■ **The task**
Gather up the lines that contain "Peak".

- - - -

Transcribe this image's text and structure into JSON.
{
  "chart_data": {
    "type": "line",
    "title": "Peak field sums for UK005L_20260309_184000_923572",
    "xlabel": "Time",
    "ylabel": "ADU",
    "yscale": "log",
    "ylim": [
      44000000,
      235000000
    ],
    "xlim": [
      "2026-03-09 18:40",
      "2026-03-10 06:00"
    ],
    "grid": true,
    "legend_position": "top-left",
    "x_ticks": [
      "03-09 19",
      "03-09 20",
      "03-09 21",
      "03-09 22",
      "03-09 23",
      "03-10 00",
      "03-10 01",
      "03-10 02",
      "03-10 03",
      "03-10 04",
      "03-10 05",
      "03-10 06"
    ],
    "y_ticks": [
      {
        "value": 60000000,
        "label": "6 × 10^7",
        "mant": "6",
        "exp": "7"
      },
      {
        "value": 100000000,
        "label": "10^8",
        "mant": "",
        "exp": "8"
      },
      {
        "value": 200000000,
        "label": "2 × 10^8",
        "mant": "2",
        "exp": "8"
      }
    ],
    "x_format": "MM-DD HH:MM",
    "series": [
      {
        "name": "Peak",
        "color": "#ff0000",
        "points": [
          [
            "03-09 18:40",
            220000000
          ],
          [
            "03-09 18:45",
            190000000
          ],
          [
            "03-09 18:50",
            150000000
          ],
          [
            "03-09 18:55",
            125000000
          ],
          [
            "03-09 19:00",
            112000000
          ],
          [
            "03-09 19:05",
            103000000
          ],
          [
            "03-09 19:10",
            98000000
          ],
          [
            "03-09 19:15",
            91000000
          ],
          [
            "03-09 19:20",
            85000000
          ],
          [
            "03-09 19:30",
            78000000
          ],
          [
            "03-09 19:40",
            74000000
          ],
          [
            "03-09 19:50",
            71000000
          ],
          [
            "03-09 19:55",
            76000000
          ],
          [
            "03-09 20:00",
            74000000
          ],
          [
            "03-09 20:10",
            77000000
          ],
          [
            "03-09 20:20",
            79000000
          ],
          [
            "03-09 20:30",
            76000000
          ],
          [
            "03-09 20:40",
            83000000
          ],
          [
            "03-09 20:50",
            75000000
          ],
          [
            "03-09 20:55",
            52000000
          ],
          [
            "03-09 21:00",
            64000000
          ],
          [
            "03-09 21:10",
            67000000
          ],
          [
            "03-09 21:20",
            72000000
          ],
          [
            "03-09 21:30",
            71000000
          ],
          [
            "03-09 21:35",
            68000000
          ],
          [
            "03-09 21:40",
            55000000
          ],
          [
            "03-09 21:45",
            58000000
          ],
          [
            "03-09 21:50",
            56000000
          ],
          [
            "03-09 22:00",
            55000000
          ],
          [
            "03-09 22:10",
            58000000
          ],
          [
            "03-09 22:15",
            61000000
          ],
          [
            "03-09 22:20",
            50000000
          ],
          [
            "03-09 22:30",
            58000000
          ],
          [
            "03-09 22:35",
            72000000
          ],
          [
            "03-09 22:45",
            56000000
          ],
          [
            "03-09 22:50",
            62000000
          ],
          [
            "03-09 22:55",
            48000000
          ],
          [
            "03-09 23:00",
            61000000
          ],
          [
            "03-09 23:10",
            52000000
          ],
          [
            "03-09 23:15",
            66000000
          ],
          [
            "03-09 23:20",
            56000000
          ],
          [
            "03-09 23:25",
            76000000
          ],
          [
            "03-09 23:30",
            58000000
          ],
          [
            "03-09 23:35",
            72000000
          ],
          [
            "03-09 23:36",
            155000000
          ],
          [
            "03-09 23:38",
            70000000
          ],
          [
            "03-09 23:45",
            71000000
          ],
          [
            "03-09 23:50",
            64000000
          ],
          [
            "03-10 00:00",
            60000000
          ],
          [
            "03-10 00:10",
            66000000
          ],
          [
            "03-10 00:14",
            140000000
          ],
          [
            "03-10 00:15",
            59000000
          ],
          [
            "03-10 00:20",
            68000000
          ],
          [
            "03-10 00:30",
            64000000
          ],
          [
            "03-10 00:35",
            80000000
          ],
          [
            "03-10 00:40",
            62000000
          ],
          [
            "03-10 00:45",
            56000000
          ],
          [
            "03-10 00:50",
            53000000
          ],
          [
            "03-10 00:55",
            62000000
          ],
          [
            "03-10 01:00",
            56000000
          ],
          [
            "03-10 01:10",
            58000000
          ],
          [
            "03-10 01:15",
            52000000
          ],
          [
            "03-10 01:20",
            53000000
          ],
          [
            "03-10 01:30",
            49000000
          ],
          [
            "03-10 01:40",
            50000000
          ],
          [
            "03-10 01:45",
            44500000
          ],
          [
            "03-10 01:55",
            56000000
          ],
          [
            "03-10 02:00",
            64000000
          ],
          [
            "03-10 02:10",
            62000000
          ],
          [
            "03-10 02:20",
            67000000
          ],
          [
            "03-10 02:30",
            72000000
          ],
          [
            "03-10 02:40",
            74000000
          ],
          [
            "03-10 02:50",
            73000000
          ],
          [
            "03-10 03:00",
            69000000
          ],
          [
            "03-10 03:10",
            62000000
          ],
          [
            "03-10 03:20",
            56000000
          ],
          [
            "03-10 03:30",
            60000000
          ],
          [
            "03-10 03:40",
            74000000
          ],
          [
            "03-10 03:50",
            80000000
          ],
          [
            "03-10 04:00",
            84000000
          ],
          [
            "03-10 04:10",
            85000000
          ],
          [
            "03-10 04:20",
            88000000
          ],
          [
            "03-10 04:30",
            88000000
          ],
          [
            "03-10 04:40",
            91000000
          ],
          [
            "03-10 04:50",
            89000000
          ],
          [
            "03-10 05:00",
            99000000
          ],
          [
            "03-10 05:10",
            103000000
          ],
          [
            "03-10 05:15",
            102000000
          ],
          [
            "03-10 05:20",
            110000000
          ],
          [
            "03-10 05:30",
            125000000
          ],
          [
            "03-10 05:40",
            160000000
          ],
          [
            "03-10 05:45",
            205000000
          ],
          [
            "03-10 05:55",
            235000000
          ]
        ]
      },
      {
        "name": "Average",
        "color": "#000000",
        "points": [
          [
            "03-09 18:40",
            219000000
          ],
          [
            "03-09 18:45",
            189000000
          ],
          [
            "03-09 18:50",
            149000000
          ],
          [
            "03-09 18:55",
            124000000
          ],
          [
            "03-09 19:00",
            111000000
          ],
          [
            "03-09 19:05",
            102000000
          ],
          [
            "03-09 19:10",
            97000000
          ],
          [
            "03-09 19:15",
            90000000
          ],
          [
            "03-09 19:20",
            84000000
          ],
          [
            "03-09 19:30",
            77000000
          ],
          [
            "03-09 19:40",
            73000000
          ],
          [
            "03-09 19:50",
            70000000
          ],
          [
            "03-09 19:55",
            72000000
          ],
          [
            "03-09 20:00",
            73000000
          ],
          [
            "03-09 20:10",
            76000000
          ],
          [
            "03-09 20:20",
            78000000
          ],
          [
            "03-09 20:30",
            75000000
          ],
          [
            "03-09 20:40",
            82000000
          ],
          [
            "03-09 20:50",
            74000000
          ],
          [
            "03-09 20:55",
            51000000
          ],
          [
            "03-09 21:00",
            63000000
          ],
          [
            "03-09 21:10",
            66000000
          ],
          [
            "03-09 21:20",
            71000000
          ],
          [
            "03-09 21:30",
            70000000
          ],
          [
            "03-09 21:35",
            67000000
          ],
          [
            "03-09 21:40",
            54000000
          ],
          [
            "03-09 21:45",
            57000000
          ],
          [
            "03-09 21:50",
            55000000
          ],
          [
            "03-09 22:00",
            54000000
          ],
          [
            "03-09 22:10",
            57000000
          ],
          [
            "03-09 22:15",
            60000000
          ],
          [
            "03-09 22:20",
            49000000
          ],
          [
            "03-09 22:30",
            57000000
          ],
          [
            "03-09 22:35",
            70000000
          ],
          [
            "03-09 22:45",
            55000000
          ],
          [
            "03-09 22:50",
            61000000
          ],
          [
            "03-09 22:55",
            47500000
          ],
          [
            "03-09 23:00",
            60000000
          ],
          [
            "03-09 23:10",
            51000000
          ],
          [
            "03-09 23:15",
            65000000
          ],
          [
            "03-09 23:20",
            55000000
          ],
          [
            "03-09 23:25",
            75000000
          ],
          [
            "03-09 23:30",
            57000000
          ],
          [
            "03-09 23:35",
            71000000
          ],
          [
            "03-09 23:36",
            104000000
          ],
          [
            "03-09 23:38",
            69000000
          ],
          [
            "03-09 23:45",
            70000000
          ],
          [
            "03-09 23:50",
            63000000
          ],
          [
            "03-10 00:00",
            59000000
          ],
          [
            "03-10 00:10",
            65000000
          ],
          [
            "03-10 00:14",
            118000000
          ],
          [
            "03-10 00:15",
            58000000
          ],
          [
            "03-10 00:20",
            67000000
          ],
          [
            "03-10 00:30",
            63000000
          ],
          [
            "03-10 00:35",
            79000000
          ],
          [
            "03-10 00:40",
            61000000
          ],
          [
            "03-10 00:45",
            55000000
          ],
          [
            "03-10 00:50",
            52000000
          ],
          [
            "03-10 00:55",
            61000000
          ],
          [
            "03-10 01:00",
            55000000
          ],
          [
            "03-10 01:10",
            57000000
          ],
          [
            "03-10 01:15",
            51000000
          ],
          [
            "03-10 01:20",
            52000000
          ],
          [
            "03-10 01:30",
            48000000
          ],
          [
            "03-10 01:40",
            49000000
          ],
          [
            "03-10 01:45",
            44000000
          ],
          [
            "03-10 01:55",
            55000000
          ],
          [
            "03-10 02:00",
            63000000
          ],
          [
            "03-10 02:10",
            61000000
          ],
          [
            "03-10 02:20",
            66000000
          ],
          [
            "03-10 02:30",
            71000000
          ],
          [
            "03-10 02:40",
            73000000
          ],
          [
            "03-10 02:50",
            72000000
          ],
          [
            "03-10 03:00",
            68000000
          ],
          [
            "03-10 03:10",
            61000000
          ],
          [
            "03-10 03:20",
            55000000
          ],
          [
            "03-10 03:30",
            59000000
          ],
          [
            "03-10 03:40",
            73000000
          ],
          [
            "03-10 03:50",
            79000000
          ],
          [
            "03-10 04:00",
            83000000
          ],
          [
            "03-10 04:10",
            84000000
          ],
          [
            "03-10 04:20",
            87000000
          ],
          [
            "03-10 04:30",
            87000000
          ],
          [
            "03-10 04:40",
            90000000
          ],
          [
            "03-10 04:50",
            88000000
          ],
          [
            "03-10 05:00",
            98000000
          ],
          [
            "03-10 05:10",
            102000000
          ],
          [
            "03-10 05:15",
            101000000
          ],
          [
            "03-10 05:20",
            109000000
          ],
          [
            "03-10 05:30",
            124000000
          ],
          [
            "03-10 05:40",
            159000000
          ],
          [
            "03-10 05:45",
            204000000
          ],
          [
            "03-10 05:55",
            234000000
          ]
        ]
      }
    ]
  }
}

- - - -

■ **Answer to the exercise**
    "title": "Peak field sums for UK005L_20260309_184000_923572",
        "name": "Peak",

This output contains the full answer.